[Page]
__________________________________________________
Pour mieux comprendre l’ampleur du phénomène, il convient de se pencher rapidement sur les carrières respectives de ces 3 as du 53×11 à 105 tr/min (soit 64 km/h environ).
– Marcel Kittel représente un véritable gâchis sur la fin de sa carrière. En effet, à 29 ans alors qu’il n’enchainait rien de moins que 5 victoires sur le Tour 2017, il était le meilleur sprinteur du monde. Irrésistible sur les derniers 200m, ses victoires ne souffraient pas la contestation tant les écarts sur la ligne d’arrivée étaient flagrants. Pourtant, quelques mois après seulement, c’est-à-dire sur l’ensemble de la saison 2018 il ne gagne que 2 fois, sur Tirreno Adriatico. Un bilan indigne de son rang de meilleur du monde dans sa spécialité. 2019 est pire encore : un seul succès sur le Trofeo Palma et une saison bouclée au 10 avril qui l’a amené à déclarer peu de temps après : « Au cours des deux derniers mois, j’ai eu le sentiment d’être épuisé. En ce moment, je ne suis pas capable de m’entraîner et de courir au plus haut niveau. Pour cette raison, j’ai décidé de prendre une pause et de prendre du temps pour moi, de réfléchir à mes objectifs et de préparer un plan pour mon avenir. » Mais de pause et d’avenir cycliste, il n’y aura pas puisqu’il a finalement annoncé l’arrêt de sa carrière.
Marcel Kittel | © Sirotti
– Andre Greipel s’est maintenu plus longtemps au tout meilleur niveau : 4 étapes sur le Tour en 2015 (à 33 ans), Champion d’Allemagne, 3 étapes sur le Tour d’Italie et une étape sur le Tour de France en 2016 (à 34 ans). Il a ensuite marqué assez brutalement le pas, n’empochant plus autant de succès d’envergure même si son bilan 2018 faisait encore état de 8 victoires c’est-à-dire un bilan qui contenterait beaucoup de sprinteurs. C’est d’ailleurs sur cette base encore relativement solide qu’il avait été embauché par Akéa-Samsic pour 2019. Mais avec une seule victoire à la clé, sur la Tropicale Amissa Bongo à la concurrence modeste pour un coureur de son niveau.
André Greipel à pied dans la dernière rampe de la Planche des Belles Filles | © Sirotti
– Mark Cavendish est souvent considéré comme le meilleur sprinteur de tous les temps. Ses 30 victoires sur le Tour de France et ses 15 succès sur le Giro en attestent. Mais sa carrière a connu de nombreux hauts et quelques bas du fait de son tempérament tempétueux l’ayant souvent conduit à goûter à l’asphalte. Alors que les saisons 2014 et 2015 (à 30 ans) l’avaient vu empocher moins de succès d’envergure qu’à l’accoutumlée, il s’était parfaitement repris en 2016 avec 4 victoires sur la Grande Boucle. Mais c’était avant qu’il ne contracte une mononucléose. Depuis il n’a jamais vraiment retrouvé son niveau.
__________________________________________________
[Données]
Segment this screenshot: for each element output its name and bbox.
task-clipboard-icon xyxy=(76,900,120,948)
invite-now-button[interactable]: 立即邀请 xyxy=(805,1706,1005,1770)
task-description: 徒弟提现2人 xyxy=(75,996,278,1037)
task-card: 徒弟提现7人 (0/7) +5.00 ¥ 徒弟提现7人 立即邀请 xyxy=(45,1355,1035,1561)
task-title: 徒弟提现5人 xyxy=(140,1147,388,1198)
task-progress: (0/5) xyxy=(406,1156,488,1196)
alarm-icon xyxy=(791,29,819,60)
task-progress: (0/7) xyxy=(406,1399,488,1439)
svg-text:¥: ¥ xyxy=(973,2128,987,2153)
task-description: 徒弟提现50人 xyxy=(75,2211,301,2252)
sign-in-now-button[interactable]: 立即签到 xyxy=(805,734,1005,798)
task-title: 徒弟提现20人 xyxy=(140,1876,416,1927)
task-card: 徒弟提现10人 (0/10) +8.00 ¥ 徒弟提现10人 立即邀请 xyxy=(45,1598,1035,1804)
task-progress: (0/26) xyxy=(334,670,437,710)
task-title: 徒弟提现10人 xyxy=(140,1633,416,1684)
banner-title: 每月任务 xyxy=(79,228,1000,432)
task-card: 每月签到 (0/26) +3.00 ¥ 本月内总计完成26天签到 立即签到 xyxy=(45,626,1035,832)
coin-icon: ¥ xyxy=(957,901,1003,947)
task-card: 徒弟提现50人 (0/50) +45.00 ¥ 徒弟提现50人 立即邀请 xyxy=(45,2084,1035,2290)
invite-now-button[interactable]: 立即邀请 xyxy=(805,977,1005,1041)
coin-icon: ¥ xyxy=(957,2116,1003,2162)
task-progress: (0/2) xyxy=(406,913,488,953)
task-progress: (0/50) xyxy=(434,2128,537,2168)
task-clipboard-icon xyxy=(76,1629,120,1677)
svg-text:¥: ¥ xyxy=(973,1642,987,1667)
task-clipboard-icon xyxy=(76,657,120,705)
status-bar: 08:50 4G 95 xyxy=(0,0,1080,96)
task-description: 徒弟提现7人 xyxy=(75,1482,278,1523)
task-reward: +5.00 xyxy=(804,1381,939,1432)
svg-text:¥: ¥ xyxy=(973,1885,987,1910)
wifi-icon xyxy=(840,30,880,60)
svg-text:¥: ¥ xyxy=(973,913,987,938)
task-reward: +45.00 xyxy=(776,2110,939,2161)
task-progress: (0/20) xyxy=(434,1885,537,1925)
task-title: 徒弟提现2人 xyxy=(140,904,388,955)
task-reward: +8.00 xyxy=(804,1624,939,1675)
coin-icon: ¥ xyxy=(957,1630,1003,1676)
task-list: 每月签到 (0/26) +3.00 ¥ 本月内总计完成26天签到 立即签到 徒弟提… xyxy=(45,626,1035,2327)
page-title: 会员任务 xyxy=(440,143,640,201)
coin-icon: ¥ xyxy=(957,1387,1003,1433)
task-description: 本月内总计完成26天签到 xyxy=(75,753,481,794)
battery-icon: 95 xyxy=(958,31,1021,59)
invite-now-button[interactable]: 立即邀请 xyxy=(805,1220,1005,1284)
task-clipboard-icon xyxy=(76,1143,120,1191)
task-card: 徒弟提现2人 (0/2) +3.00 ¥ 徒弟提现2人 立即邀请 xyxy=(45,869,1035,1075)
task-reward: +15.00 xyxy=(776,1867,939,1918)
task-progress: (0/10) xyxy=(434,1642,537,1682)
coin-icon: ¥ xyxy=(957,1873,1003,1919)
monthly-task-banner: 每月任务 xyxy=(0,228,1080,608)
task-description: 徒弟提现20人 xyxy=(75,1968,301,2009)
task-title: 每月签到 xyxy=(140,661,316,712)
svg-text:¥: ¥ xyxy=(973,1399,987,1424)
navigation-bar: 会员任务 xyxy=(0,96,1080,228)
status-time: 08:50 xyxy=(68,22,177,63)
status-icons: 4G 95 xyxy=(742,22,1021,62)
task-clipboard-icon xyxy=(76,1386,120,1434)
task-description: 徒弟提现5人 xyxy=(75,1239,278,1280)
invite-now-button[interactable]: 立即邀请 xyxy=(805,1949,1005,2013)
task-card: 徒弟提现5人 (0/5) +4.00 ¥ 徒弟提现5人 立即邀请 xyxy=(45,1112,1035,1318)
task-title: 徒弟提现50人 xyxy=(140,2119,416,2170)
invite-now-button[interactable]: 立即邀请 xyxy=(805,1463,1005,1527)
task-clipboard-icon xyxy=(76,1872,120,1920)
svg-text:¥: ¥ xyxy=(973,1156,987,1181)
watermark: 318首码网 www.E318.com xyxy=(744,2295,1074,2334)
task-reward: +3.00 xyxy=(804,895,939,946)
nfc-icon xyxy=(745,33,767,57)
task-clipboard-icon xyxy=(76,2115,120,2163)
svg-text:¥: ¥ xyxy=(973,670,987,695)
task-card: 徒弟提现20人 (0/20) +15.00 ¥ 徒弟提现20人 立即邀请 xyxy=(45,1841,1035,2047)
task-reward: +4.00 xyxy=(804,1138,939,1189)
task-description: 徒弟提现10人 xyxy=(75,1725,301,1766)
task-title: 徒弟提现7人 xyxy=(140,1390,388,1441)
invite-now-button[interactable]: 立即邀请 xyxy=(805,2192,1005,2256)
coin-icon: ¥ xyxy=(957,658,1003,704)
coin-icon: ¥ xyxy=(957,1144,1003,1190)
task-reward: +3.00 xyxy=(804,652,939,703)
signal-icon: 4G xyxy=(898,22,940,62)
__________________________________________________
[Vos tâches]
**1.** Citez chacun des sprinteurs dont la page retrace la carrière.
**2.** Reprenez le texte sur les trois sprinteurs à la suite de sa dernière phrase.

[Réponses aux tâches]
**1.**
Marcel Kittel
Andre Greipel
Mark Cavendish

**2.**
– Dans un passé un peu plus lointain, Mario Cipollini montre la même courbe de carrière. Jugez plutôt : en 2002, à 35 ans il réalise une saison somptueuse : Milan San Remo, Gand Wevelgem, Championnats du Monde, 6 étapes du Giro et 3 étapes de la Vuelta s’ajoutent ainsi à son palmarès. Mais 2003 amorce un déclin brutal même si 4 victoires (dont 2 sur le Tour d’Italie) figurent à son bilan. 2004 puis 2005 poursuivent la baisse et annoncent la fin de carrière.
Finalement, que retirer de ces 4 expériences ? Le fait qu’à un certain âge, finalement assez variable entre Marcel Kittel (30 ans) et Andre Greipel/Mario Cipollini (35 ans) – Mark Cavendish se situant entre les 2 coureurs allemands -, les performances chutent très brutalement d’une année à l’autre, comme si un ressort s’était cassé. Définitivement par définition ?
Les raisons de l’insuccès
Evidemment, à ce niveau-là de performance c’est-à-dire au top niveau mondial dans un domaine qui se joue souvent au millimètre, les « non succès » peuvent s’expliquer. Par exemple, par une légère méforme qui a obligé pendant la course le coureur à entamer un potentiel physique faisant défaut dans les derniers mètres. Mais il s’agit souvent d’un problème résultant d’un véritable cercle vicieux : le sprinteur qui gagnait mais ne gagne plus (pour un détail parfois) finit par douter. En doutant, il fait les mauvais choix au mauvais moment et gagne encore moins… doutant encore plus. D’autant qu’il ne faut pas perdre de vue que le sprint est un véritable « combat » au dernier qui freine avant tel virage, au 1er qui frotte avant tel rétrécissement, préservant ainsi des pulsations (ou des watts) qui seront déterminants dans l’emballage final.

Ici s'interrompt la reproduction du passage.